AIM OF THE TASK » Only the lines that contain the string "capacity" belong in the answer; pull them from the records.

INPUT FOR THIS TASK »
* * * * * * *

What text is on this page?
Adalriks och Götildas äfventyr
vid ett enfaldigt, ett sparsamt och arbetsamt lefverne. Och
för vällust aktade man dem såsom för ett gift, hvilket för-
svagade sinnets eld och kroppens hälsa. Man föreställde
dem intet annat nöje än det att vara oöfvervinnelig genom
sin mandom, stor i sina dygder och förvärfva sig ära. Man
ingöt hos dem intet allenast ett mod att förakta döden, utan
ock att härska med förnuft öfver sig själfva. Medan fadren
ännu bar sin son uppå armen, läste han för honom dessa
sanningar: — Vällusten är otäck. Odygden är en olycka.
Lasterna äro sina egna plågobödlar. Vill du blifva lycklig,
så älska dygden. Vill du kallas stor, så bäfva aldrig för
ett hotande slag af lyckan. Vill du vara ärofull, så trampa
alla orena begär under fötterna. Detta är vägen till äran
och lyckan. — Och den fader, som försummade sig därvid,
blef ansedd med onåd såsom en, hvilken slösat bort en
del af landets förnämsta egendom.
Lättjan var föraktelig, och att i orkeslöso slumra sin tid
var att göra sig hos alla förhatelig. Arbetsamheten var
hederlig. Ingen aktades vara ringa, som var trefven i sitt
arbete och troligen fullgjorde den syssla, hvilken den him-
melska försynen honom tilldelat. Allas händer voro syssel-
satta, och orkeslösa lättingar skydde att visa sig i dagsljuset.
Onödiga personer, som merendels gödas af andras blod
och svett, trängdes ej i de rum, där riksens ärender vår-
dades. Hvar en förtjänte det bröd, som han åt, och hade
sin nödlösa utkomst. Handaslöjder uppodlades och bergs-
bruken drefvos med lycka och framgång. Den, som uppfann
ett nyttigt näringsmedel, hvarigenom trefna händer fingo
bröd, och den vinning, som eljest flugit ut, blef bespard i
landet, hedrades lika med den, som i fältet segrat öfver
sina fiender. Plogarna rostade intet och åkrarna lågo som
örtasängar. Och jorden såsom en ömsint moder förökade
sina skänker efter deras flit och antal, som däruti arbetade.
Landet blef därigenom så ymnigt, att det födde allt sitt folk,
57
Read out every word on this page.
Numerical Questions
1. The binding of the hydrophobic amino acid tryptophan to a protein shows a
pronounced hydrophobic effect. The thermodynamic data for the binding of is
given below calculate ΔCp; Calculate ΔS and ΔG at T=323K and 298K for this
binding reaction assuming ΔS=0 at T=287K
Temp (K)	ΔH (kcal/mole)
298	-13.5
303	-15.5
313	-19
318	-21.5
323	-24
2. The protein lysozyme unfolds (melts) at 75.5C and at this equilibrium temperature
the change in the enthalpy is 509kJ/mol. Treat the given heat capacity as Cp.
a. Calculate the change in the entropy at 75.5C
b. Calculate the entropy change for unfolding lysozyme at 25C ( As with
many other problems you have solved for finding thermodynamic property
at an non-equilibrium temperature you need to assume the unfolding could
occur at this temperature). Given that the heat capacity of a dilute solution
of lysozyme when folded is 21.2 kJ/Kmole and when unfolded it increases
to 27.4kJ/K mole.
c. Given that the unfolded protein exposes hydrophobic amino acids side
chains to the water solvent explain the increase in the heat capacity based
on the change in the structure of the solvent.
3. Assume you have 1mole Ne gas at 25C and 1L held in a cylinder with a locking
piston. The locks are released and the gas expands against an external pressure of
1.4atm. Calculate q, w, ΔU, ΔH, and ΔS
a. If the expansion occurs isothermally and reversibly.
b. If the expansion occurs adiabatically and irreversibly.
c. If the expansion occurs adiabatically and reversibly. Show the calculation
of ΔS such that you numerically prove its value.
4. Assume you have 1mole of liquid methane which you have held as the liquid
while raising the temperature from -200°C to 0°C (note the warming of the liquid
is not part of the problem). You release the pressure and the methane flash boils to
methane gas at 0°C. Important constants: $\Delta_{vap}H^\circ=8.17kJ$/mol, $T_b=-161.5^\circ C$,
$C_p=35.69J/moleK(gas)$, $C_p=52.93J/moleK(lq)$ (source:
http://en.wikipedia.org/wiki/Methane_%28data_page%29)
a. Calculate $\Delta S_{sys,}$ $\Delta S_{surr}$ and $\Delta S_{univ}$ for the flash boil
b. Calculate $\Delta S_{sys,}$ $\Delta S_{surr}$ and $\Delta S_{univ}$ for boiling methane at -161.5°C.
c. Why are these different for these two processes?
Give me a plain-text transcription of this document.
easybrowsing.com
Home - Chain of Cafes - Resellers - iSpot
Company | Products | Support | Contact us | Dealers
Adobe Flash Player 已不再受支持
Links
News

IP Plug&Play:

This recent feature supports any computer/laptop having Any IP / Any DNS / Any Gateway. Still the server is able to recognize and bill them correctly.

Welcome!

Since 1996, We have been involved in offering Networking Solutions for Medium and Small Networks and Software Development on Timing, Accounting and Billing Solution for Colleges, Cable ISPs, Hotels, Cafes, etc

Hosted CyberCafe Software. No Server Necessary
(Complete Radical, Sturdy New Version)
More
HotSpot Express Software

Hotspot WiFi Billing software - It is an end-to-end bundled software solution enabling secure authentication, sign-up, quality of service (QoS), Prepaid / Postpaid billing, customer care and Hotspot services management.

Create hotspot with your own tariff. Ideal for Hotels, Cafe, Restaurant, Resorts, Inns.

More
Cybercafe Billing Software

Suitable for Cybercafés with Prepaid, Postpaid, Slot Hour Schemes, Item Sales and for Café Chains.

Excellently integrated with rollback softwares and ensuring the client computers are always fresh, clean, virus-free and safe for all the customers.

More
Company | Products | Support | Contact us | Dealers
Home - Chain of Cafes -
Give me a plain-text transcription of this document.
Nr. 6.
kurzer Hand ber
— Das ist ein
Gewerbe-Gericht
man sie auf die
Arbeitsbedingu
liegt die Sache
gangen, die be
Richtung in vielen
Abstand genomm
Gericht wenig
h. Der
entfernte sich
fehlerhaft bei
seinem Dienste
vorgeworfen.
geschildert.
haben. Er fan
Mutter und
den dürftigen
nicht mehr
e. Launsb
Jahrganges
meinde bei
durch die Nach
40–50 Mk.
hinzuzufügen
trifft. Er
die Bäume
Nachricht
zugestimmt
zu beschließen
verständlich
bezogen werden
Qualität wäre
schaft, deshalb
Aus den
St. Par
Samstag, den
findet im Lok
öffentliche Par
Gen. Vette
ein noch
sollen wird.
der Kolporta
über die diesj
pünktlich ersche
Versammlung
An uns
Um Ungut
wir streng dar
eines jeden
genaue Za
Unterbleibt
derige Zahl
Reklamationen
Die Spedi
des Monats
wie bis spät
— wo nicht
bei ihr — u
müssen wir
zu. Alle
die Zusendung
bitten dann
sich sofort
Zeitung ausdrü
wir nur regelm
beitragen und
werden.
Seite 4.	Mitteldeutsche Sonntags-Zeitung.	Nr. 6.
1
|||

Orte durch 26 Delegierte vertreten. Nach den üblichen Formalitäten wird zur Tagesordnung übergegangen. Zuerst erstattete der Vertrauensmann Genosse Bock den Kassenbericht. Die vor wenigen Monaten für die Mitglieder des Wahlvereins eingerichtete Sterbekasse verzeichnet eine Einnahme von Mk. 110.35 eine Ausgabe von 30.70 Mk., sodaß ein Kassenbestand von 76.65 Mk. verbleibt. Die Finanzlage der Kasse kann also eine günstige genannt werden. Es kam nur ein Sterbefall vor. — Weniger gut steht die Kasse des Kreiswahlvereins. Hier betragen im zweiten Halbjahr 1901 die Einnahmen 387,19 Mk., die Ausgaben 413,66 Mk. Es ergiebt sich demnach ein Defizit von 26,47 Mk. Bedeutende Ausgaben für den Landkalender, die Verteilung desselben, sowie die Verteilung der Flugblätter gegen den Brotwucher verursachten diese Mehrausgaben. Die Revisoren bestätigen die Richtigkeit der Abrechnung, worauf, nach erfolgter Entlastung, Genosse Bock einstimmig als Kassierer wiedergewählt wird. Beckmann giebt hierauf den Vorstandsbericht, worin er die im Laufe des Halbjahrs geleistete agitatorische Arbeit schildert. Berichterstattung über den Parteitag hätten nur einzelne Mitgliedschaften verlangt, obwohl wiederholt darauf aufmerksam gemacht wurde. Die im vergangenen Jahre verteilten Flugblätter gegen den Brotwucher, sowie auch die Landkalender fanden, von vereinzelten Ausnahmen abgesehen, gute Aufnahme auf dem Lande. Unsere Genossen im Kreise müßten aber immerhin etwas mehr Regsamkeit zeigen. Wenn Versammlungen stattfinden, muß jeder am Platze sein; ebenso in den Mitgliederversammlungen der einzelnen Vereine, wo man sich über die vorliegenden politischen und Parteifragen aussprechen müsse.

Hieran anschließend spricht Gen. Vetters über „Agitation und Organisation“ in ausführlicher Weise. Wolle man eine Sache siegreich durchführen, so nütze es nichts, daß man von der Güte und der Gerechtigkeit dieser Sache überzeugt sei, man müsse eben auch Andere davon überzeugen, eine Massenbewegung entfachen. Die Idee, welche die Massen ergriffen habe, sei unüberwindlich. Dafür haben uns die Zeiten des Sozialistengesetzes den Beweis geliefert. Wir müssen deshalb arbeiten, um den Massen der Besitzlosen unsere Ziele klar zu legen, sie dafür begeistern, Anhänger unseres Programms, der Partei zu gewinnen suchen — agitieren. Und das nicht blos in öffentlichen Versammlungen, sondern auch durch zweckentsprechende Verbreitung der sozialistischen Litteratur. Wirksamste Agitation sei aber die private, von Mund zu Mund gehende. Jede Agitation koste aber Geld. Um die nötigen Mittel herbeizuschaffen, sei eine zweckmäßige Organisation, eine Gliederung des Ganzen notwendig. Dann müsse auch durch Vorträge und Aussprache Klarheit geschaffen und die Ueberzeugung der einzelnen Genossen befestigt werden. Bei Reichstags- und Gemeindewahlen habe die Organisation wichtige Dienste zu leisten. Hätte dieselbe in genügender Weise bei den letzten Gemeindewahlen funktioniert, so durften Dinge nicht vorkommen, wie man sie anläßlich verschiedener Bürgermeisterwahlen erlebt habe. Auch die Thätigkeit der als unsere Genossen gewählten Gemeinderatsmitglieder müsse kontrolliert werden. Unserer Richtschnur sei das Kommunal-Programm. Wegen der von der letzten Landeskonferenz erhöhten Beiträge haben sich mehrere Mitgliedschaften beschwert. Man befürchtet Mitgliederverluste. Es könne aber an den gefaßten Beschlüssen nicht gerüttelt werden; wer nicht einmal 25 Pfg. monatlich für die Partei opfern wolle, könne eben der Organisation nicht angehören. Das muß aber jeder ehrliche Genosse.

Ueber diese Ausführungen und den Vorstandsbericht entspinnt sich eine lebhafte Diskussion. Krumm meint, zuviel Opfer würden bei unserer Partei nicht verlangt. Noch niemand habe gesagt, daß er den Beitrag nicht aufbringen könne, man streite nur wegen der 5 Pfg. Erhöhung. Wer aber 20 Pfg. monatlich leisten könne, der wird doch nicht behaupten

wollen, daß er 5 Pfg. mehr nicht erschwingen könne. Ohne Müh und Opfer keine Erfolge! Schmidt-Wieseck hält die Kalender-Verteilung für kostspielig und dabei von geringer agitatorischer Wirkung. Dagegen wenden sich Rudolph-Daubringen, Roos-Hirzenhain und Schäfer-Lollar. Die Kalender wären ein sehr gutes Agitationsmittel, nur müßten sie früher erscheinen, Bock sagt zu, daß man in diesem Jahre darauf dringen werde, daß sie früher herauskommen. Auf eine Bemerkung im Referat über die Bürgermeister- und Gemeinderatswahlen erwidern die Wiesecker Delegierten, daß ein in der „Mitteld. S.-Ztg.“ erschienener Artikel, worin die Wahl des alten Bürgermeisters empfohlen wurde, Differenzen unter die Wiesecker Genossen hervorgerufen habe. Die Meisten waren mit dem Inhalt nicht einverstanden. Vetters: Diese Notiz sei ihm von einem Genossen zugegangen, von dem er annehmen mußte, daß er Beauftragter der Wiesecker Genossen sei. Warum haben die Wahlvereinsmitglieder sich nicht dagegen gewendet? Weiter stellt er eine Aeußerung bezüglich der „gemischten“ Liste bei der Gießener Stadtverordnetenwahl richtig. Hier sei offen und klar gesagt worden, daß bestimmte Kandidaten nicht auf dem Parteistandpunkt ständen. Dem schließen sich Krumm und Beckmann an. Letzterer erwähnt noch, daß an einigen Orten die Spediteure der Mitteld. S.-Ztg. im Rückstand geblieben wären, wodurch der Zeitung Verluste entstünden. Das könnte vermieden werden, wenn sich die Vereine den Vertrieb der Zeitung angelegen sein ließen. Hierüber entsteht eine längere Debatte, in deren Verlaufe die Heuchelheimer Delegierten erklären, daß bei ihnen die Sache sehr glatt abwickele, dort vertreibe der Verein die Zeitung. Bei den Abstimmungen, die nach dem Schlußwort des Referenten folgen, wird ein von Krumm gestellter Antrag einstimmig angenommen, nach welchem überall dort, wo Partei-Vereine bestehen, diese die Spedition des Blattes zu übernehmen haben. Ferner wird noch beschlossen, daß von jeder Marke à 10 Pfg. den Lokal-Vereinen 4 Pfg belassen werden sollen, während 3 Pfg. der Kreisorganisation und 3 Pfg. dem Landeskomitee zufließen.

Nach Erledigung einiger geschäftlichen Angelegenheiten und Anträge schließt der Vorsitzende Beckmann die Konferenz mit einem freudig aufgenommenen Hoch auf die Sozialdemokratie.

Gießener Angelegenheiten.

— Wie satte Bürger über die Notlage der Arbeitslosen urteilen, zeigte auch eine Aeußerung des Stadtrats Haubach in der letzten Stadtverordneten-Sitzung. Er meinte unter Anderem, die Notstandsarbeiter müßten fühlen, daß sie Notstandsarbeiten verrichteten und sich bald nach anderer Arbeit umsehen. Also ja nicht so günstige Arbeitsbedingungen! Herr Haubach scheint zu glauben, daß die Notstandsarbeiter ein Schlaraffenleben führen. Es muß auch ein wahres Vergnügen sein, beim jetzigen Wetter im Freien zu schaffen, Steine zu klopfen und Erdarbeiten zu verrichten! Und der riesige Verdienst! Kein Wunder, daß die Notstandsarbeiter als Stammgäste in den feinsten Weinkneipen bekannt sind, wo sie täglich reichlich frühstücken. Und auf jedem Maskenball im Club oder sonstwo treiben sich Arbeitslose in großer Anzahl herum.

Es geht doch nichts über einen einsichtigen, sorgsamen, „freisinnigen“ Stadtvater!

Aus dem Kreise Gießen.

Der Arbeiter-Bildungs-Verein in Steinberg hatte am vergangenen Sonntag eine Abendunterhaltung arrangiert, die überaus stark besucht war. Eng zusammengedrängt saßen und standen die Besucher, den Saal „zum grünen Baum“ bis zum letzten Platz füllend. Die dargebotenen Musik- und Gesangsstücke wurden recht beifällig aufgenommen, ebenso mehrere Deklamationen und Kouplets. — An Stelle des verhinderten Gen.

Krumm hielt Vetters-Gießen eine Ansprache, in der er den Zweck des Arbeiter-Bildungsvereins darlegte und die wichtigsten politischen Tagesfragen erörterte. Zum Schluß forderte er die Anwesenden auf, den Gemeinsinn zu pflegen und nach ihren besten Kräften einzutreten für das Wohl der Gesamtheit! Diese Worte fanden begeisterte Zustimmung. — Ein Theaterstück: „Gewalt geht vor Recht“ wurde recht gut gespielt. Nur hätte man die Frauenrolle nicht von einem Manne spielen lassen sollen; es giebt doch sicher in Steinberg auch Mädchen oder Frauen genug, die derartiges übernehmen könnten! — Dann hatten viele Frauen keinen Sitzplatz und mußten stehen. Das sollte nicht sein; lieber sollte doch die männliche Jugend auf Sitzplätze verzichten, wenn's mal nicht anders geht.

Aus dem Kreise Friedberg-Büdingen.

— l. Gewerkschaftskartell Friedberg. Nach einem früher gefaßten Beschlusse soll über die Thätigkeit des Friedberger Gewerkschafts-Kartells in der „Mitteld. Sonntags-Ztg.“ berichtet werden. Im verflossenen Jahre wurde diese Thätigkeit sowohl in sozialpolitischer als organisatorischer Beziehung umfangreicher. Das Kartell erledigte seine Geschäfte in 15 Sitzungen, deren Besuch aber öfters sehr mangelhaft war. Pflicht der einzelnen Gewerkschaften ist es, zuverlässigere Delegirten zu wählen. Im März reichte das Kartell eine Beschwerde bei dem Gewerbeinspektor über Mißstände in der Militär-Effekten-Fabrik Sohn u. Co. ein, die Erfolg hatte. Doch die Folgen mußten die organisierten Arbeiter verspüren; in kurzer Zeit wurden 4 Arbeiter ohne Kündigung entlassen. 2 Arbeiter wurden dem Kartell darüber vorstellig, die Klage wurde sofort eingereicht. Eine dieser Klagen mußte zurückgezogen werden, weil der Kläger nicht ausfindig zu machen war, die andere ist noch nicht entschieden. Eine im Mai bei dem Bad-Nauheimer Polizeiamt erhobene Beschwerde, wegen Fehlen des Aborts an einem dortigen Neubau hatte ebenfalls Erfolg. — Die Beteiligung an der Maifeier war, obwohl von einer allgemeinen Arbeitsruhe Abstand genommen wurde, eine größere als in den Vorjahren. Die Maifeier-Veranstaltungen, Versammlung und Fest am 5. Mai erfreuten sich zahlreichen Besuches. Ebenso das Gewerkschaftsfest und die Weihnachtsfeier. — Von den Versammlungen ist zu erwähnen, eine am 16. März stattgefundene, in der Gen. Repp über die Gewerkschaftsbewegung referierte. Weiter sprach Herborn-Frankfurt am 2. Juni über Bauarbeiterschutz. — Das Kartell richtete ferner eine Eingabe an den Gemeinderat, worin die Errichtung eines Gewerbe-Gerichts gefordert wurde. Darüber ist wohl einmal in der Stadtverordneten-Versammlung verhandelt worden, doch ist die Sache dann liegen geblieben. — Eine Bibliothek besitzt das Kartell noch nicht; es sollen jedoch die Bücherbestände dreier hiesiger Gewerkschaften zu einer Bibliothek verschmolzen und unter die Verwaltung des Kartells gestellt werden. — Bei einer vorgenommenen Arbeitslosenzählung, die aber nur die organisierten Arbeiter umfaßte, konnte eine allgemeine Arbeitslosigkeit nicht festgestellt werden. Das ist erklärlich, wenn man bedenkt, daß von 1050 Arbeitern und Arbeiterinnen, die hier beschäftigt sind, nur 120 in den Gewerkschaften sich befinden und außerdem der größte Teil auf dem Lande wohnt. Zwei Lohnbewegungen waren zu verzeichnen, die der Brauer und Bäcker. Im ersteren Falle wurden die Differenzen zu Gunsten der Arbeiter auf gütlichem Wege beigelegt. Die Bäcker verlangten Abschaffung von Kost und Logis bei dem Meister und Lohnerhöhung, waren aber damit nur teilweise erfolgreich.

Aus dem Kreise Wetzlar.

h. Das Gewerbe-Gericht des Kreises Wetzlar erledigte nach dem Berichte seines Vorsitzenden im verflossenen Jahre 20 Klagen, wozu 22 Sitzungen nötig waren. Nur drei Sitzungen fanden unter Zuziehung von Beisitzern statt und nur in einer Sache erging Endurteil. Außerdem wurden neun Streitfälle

* * * * * * *

ANSWER BELOW »
the change in the enthalpy is 509kJ/mol. Treat the given heat capacity as Cp.
occur at this temperature). Given that the heat capacity of a dilute solution
chains to the water solvent explain the increase in the heat capacity based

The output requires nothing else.